== Provided entries ==

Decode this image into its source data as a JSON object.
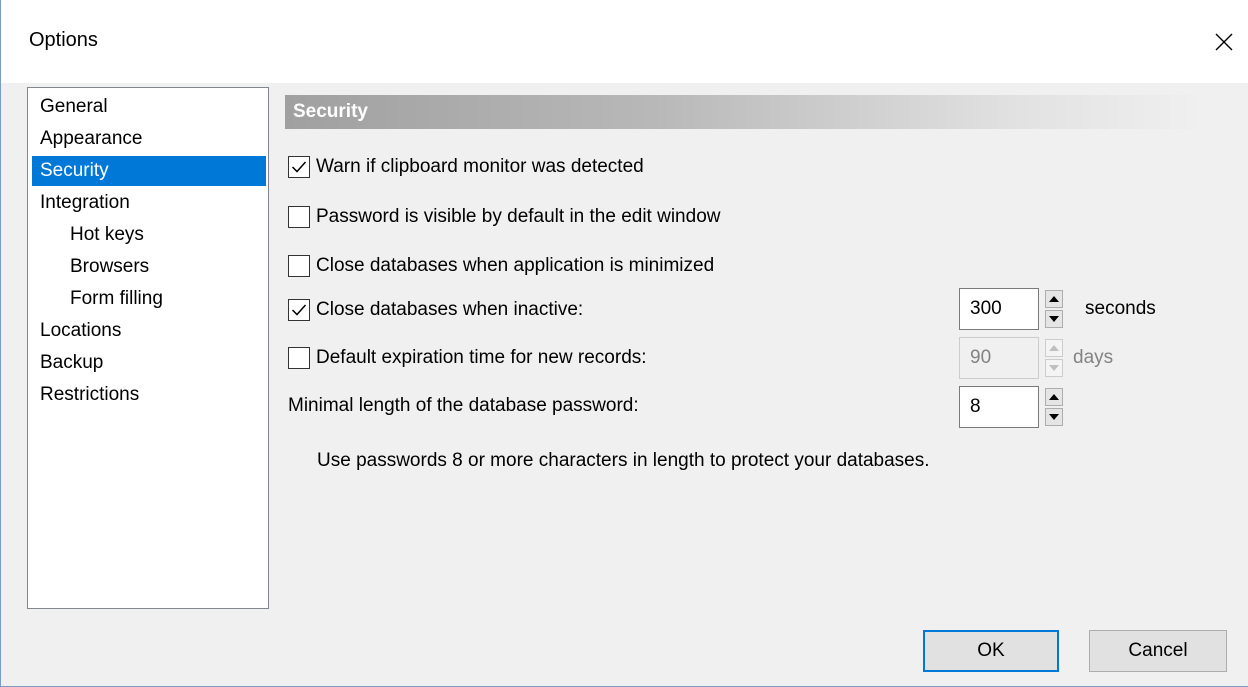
{
  "window": {
    "title": "Options"
  },
  "nav": {
    "items": [
      {
        "label": "General",
        "sub": false,
        "selected": false
      },
      {
        "label": "Appearance",
        "sub": false,
        "selected": false
      },
      {
        "label": "Security",
        "sub": false,
        "selected": true
      },
      {
        "label": "Integration",
        "sub": false,
        "selected": false
      },
      {
        "label": "Hot keys",
        "sub": true,
        "selected": false
      },
      {
        "label": "Browsers",
        "sub": true,
        "selected": false
      },
      {
        "label": "Form filling",
        "sub": true,
        "selected": false
      },
      {
        "label": "Locations",
        "sub": false,
        "selected": false
      },
      {
        "label": "Backup",
        "sub": false,
        "selected": false
      },
      {
        "label": "Restrictions",
        "sub": false,
        "selected": false
      }
    ]
  },
  "security": {
    "header": "Security",
    "options": [
      {
        "label": "Warn if clipboard monitor was detected",
        "checked": true
      },
      {
        "label": "Password is visible by default in the edit window",
        "checked": false
      },
      {
        "label": "Close databases when application is minimized",
        "checked": false
      },
      {
        "label": "Close databases when inactive:",
        "checked": true
      },
      {
        "label": "Default expiration time for new records:",
        "checked": false
      }
    ],
    "inactive_timeout": {
      "value": "300",
      "unit": "seconds"
    },
    "expiration": {
      "value": "90",
      "unit": "days",
      "enabled": false
    },
    "min_length_label": "Minimal length of the database password:",
    "min_length": {
      "value": "8"
    },
    "hint": "Use passwords 8 or more characters in length to protect your databases."
  },
  "buttons": {
    "ok": "OK",
    "cancel": "Cancel"
  },
  "colors": {
    "selection": "#0078d7",
    "window_bg": "#f0f0f0",
    "default_button_border": "#0078d7"
  }
}
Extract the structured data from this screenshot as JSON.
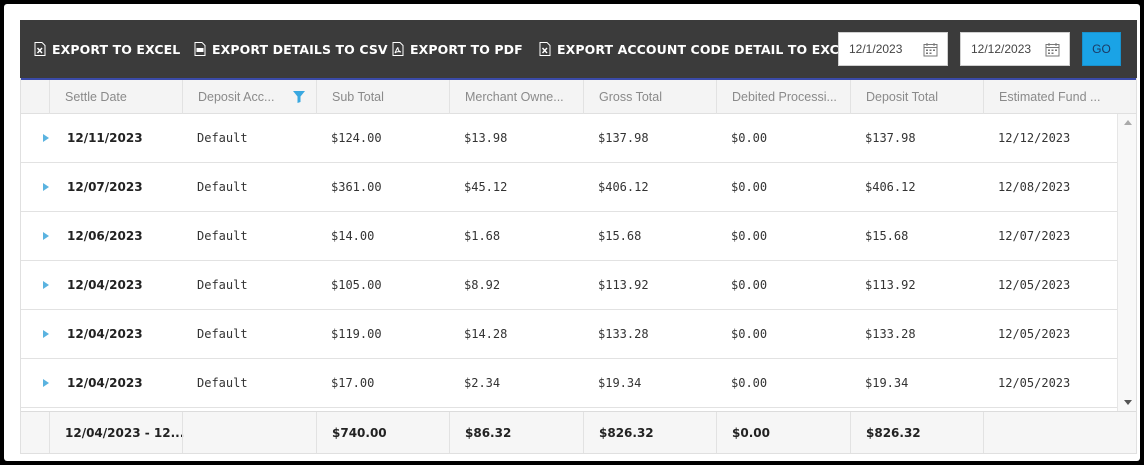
{
  "toolbar": {
    "export_excel": "EXPORT TO EXCEL",
    "export_csv": "EXPORT DETAILS TO CSV",
    "export_pdf": "EXPORT TO PDF",
    "export_account_code": "EXPORT ACCOUNT CODE DETAIL TO EXCEL",
    "start_date": "12/1/2023",
    "end_date": "12/12/2023",
    "go_label": "GO"
  },
  "grid": {
    "columns": [
      "Settle Date",
      "Deposit Acc...",
      "Sub Total",
      "Merchant Owne...",
      "Gross Total",
      "Debited Processi...",
      "Deposit Total",
      "Estimated Fund ..."
    ],
    "rows": [
      [
        "12/11/2023",
        "Default",
        "$124.00",
        "$13.98",
        "$137.98",
        "$0.00",
        "$137.98",
        "12/12/2023"
      ],
      [
        "12/07/2023",
        "Default",
        "$361.00",
        "$45.12",
        "$406.12",
        "$0.00",
        "$406.12",
        "12/08/2023"
      ],
      [
        "12/06/2023",
        "Default",
        "$14.00",
        "$1.68",
        "$15.68",
        "$0.00",
        "$15.68",
        "12/07/2023"
      ],
      [
        "12/04/2023",
        "Default",
        "$105.00",
        "$8.92",
        "$113.92",
        "$0.00",
        "$113.92",
        "12/05/2023"
      ],
      [
        "12/04/2023",
        "Default",
        "$119.00",
        "$14.28",
        "$133.28",
        "$0.00",
        "$133.28",
        "12/05/2023"
      ],
      [
        "12/04/2023",
        "Default",
        "$17.00",
        "$2.34",
        "$19.34",
        "$0.00",
        "$19.34",
        "12/05/2023"
      ]
    ],
    "footer": [
      "12/04/2023 - 12...",
      "",
      "$740.00",
      "$86.32",
      "$826.32",
      "$0.00",
      "$826.32",
      ""
    ]
  },
  "colors": {
    "toolbar_bg": "#3b3b3b",
    "go_button": "#1aa3e6",
    "expander": "#5ab3e0",
    "filter_icon": "#3aa8e0"
  },
  "icons": {
    "excel": "excel-file-icon",
    "csv": "csv-file-icon",
    "pdf": "pdf-file-icon",
    "calendar": "calendar-icon",
    "filter": "filter-icon"
  }
}
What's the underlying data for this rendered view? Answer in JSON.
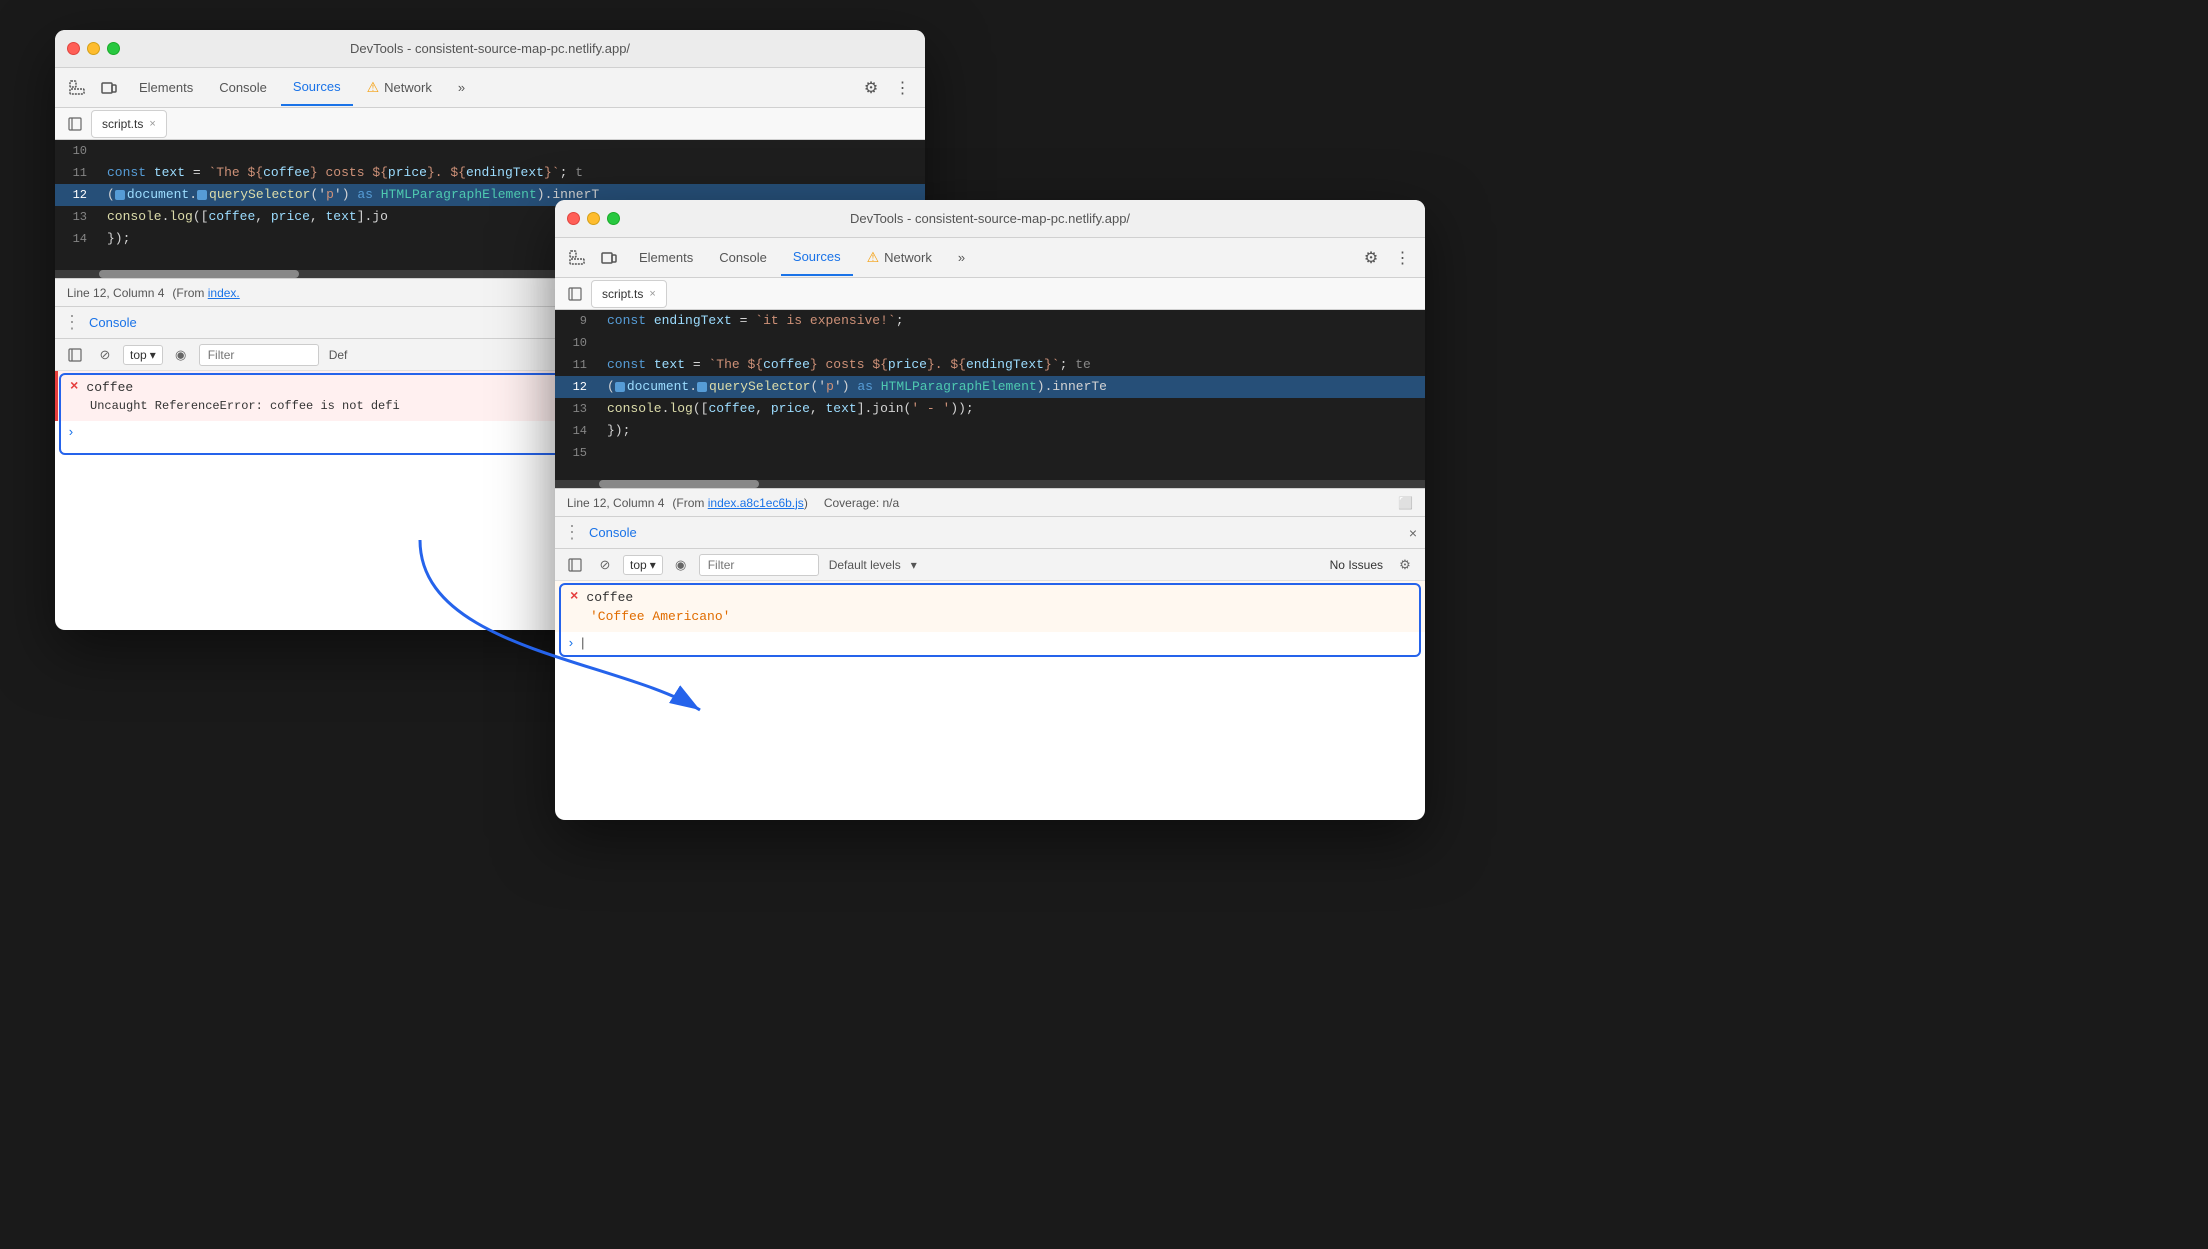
{
  "windowBack": {
    "titleBar": {
      "title": "DevTools - consistent-source-map-pc.netlify.app/"
    },
    "toolbar": {
      "tabs": [
        {
          "label": "Elements",
          "active": false
        },
        {
          "label": "Console",
          "active": false
        },
        {
          "label": "Sources",
          "active": true
        },
        {
          "label": "Network",
          "active": false,
          "warn": true
        }
      ],
      "moreLabel": "»"
    },
    "fileTab": {
      "filename": "script.ts",
      "closeIcon": "×"
    },
    "codeLines": [
      {
        "num": "10",
        "highlighted": false,
        "content": ""
      },
      {
        "num": "11",
        "highlighted": false,
        "content": "const text = `The ${coffee} costs ${price}. ${endingText}`;  t"
      },
      {
        "num": "12",
        "highlighted": true,
        "content": "(▸document.▸querySelector('p') as HTMLParagraphElement).innerT"
      },
      {
        "num": "13",
        "highlighted": false,
        "content": "console.log([coffee, price, text].jo"
      },
      {
        "num": "14",
        "highlighted": false,
        "content": "});"
      }
    ],
    "statusBar": {
      "position": "Line 12, Column 4",
      "fromText": "(From",
      "fromLink": "index.",
      "closeParen": ""
    },
    "console": {
      "title": "Console",
      "toolbar": {
        "topLabel": "top",
        "filterPlaceholder": "Filter",
        "defLabel": "Def"
      },
      "errorRow": {
        "symbol": "×",
        "title": "coffee",
        "message": "Uncaught ReferenceError:",
        "messageDetail": "coffee is not defi"
      }
    }
  },
  "windowFront": {
    "titleBar": {
      "title": "DevTools - consistent-source-map-pc.netlify.app/"
    },
    "toolbar": {
      "tabs": [
        {
          "label": "Elements",
          "active": false
        },
        {
          "label": "Console",
          "active": false
        },
        {
          "label": "Sources",
          "active": true
        },
        {
          "label": "Network",
          "active": false,
          "warn": true
        }
      ],
      "moreLabel": "»"
    },
    "fileTab": {
      "filename": "script.ts",
      "closeIcon": "×"
    },
    "codeLines": [
      {
        "num": "9",
        "highlighted": false,
        "content": "const endingText = `it is expensive!`;"
      },
      {
        "num": "10",
        "highlighted": false,
        "content": ""
      },
      {
        "num": "11",
        "highlighted": false,
        "content": "const text = `The ${coffee} costs ${price}. ${endingText}`;  te"
      },
      {
        "num": "12",
        "highlighted": true,
        "content": "(▸document.▸querySelector('p') as HTMLParagraphElement).innerTe"
      },
      {
        "num": "13",
        "highlighted": false,
        "content": "console.log([coffee, price, text].join(' - '));"
      },
      {
        "num": "14",
        "highlighted": false,
        "content": "});"
      },
      {
        "num": "15",
        "highlighted": false,
        "content": ""
      }
    ],
    "statusBar": {
      "position": "Line 12, Column 4",
      "fromText": "(From",
      "fromLink": "index.a8c1ec6b.js",
      "coverageLabel": "Coverage: n/a"
    },
    "console": {
      "title": "Console",
      "closeIcon": "×",
      "toolbar": {
        "topLabel": "top",
        "filterPlaceholder": "Filter",
        "defLevelsLabel": "Default levels",
        "noIssuesLabel": "No Issues"
      },
      "successRow": {
        "symbol": "×",
        "title": "coffee",
        "value": "'Coffee Americano'"
      }
    },
    "prompt": {
      "arrow": ">",
      "cursor": "|"
    }
  },
  "icons": {
    "gear": "⚙",
    "moreVert": "⋮",
    "inspect": "⬚",
    "deviceToggle": "▭",
    "sidebarExpand": "▷",
    "circle": "⊘",
    "eye": "◉",
    "chevronDown": "▾",
    "screenshot": "⬜",
    "close": "×"
  }
}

===

(Task instructions)
Your task is to transcribe all of the records precisely, with no images included.

(Response to the exercise)
Decode this image into its source data as a JSON object.
{
  "window": {
    "title": "Options"
  },
  "nav": {
    "items": [
      {
        "label": "General",
        "sub": false,
        "selected": false
      },
      {
        "label": "Appearance",
        "sub": false,
        "selected": false
      },
      {
        "label": "Security",
        "sub": false,
        "selected": true
      },
      {
        "label": "Integration",
        "sub": false,
        "selected": false
      },
      {
        "label": "Hot keys",
        "sub": true,
        "selected": false
      },
      {
        "label": "Browsers",
        "sub": true,
        "selected": false
      },
      {
        "label": "Form filling",
        "sub": true,
        "selected": false
      },
      {
        "label": "Locations",
        "sub": false,
        "selected": false
      },
      {
        "label": "Backup",
        "sub": false,
        "selected": false
      },
      {
        "label": "Restrictions",
        "sub": false,
        "selected": false
      }
    ]
  },
  "security": {
    "header": "Security",
    "options": [
      {
        "label": "Warn if clipboard monitor was detected",
        "checked": true
      },
      {
        "label": "Password is visible by default in the edit window",
        "checked": false
      },
      {
        "label": "Close databases when application is minimized",
        "checked": false
      },
      {
        "label": "Close databases when inactive:",
        "checked": true
      },
      {
        "label": "Default expiration time for new records:",
        "checked": false
      }
    ],
    "inactive_timeout": {
      "value": "300",
      "unit": "seconds"
    },
    "expiration": {
      "value": "90",
      "unit": "days",
      "enabled": false
    },
    "min_length_label": "Minimal length of the database password:",
    "min_length": {
      "value": "8"
    },
    "hint": "Use passwords 8 or more characters in length to protect your databases."
  },
  "buttons": {
    "ok": "OK",
    "cancel": "Cancel"
  },
  "colors": {
    "selection": "#0078d7",
    "window_bg": "#f0f0f0",
    "default_button_border": "#0078d7"
  }
}
Extract the structured data from this screenshot as JSON.
{
  "toolbar": {
    "export_excel": "EXPORT TO EXCEL",
    "export_csv": "EXPORT DETAILS TO CSV",
    "export_pdf": "EXPORT TO PDF",
    "export_account_code": "EXPORT ACCOUNT CODE DETAIL TO EXCEL",
    "start_date": "12/1/2023",
    "end_date": "12/12/2023",
    "go_label": "GO"
  },
  "grid": {
    "columns": [
      "Settle Date",
      "Deposit Acc...",
      "Sub Total",
      "Merchant Owne...",
      "Gross Total",
      "Debited Processi...",
      "Deposit Total",
      "Estimated Fund ..."
    ],
    "rows": [
      [
        "12/11/2023",
        "Default",
        "$124.00",
        "$13.98",
        "$137.98",
        "$0.00",
        "$137.98",
        "12/12/2023"
      ],
      [
        "12/07/2023",
        "Default",
        "$361.00",
        "$45.12",
        "$406.12",
        "$0.00",
        "$406.12",
        "12/08/2023"
      ],
      [
        "12/06/2023",
        "Default",
        "$14.00",
        "$1.68",
        "$15.68",
        "$0.00",
        "$15.68",
        "12/07/2023"
      ],
      [
        "12/04/2023",
        "Default",
        "$105.00",
        "$8.92",
        "$113.92",
        "$0.00",
        "$113.92",
        "12/05/2023"
      ],
      [
        "12/04/2023",
        "Default",
        "$119.00",
        "$14.28",
        "$133.28",
        "$0.00",
        "$133.28",
        "12/05/2023"
      ],
      [
        "12/04/2023",
        "Default",
        "$17.00",
        "$2.34",
        "$19.34",
        "$0.00",
        "$19.34",
        "12/05/2023"
      ]
    ],
    "footer": [
      "12/04/2023 - 12...",
      "",
      "$740.00",
      "$86.32",
      "$826.32",
      "$0.00",
      "$826.32",
      ""
    ]
  },
  "colors": {
    "toolbar_bg": "#3b3b3b",
    "go_button": "#1aa3e6",
    "expander": "#5ab3e0",
    "filter_icon": "#3aa8e0"
  },
  "icons": {
    "excel": "excel-file-icon",
    "csv": "csv-file-icon",
    "pdf": "pdf-file-icon",
    "calendar": "calendar-icon",
    "filter": "filter-icon"
  }
}
What's the underlying data for this rendered view? Answer in JSON.
{
  "windowBack": {
    "titleBar": {
      "title": "DevTools - consistent-source-map-pc.netlify.app/"
    },
    "toolbar": {
      "tabs": [
        {
          "label": "Elements",
          "active": false
        },
        {
          "label": "Console",
          "active": false
        },
        {
          "label": "Sources",
          "active": true
        },
        {
          "label": "Network",
          "active": false,
          "warn": true
        }
      ],
      "moreLabel": "»"
    },
    "fileTab": {
      "filename": "script.ts",
      "closeIcon": "×"
    },
    "codeLines": [
      {
        "num": "10",
        "highlighted": false,
        "content": ""
      },
      {
        "num": "11",
        "highlighted": false,
        "content": "const text = `The ${coffee} costs ${price}. ${endingText}`;  t"
      },
      {
        "num": "12",
        "highlighted": true,
        "content": "(▸document.▸querySelector('p') as HTMLParagraphElement).innerT"
      },
      {
        "num": "13",
        "highlighted": false,
        "content": "console.log([coffee, price, text].jo"
      },
      {
        "num": "14",
        "highlighted": false,
        "content": "});"
      }
    ],
    "statusBar": {
      "position": "Line 12, Column 4",
      "fromText": "(From",
      "fromLink": "index.",
      "closeParen": ""
    },
    "console": {
      "title": "Console",
      "toolbar": {
        "topLabel": "top",
        "filterPlaceholder": "Filter",
        "defLabel": "Def"
      },
      "errorRow": {
        "symbol": "×",
        "title": "coffee",
        "message": "Uncaught ReferenceError:",
        "messageDetail": "coffee is not defi"
      }
    }
  },
  "windowFront": {
    "titleBar": {
      "title": "DevTools - consistent-source-map-pc.netlify.app/"
    },
    "toolbar": {
      "tabs": [
        {
          "label": "Elements",
          "active": false
        },
        {
          "label": "Console",
          "active": false
        },
        {
          "label": "Sources",
          "active": true
        },
        {
          "label": "Network",
          "active": false,
          "warn": true
        }
      ],
      "moreLabel": "»"
    },
    "fileTab": {
      "filename": "script.ts",
      "closeIcon": "×"
    },
    "codeLines": [
      {
        "num": "9",
        "highlighted": false,
        "content": "const endingText = `it is expensive!`;"
      },
      {
        "num": "10",
        "highlighted": false,
        "content": ""
      },
      {
        "num": "11",
        "highlighted": false,
        "content": "const text = `The ${coffee} costs ${price}. ${endingText}`;  te"
      },
      {
        "num": "12",
        "highlighted": true,
        "content": "(▸document.▸querySelector('p') as HTMLParagraphElement).innerTe"
      },
      {
        "num": "13",
        "highlighted": false,
        "content": "console.log([coffee, price, text].join(' - '));"
      },
      {
        "num": "14",
        "highlighted": false,
        "content": "});"
      },
      {
        "num": "15",
        "highlighted": false,
        "content": ""
      }
    ],
    "statusBar": {
      "position": "Line 12, Column 4",
      "fromText": "(From",
      "fromLink": "index.a8c1ec6b.js",
      "coverageLabel": "Coverage: n/a"
    },
    "console": {
      "title": "Console",
      "closeIcon": "×",
      "toolbar": {
        "topLabel": "top",
        "filterPlaceholder": "Filter",
        "defLevelsLabel": "Default levels",
        "noIssuesLabel": "No Issues"
      },
      "successRow": {
        "symbol": "×",
        "title": "coffee",
        "value": "'Coffee Americano'"
      }
    },
    "prompt": {
      "arrow": ">",
      "cursor": "|"
    }
  },
  "icons": {
    "gear": "⚙",
    "moreVert": "⋮",
    "inspect": "⬚",
    "deviceToggle": "▭",
    "sidebarExpand": "▷",
    "circle": "⊘",
    "eye": "◉",
    "chevronDown": "▾",
    "screenshot": "⬜",
    "close": "×"
  }
}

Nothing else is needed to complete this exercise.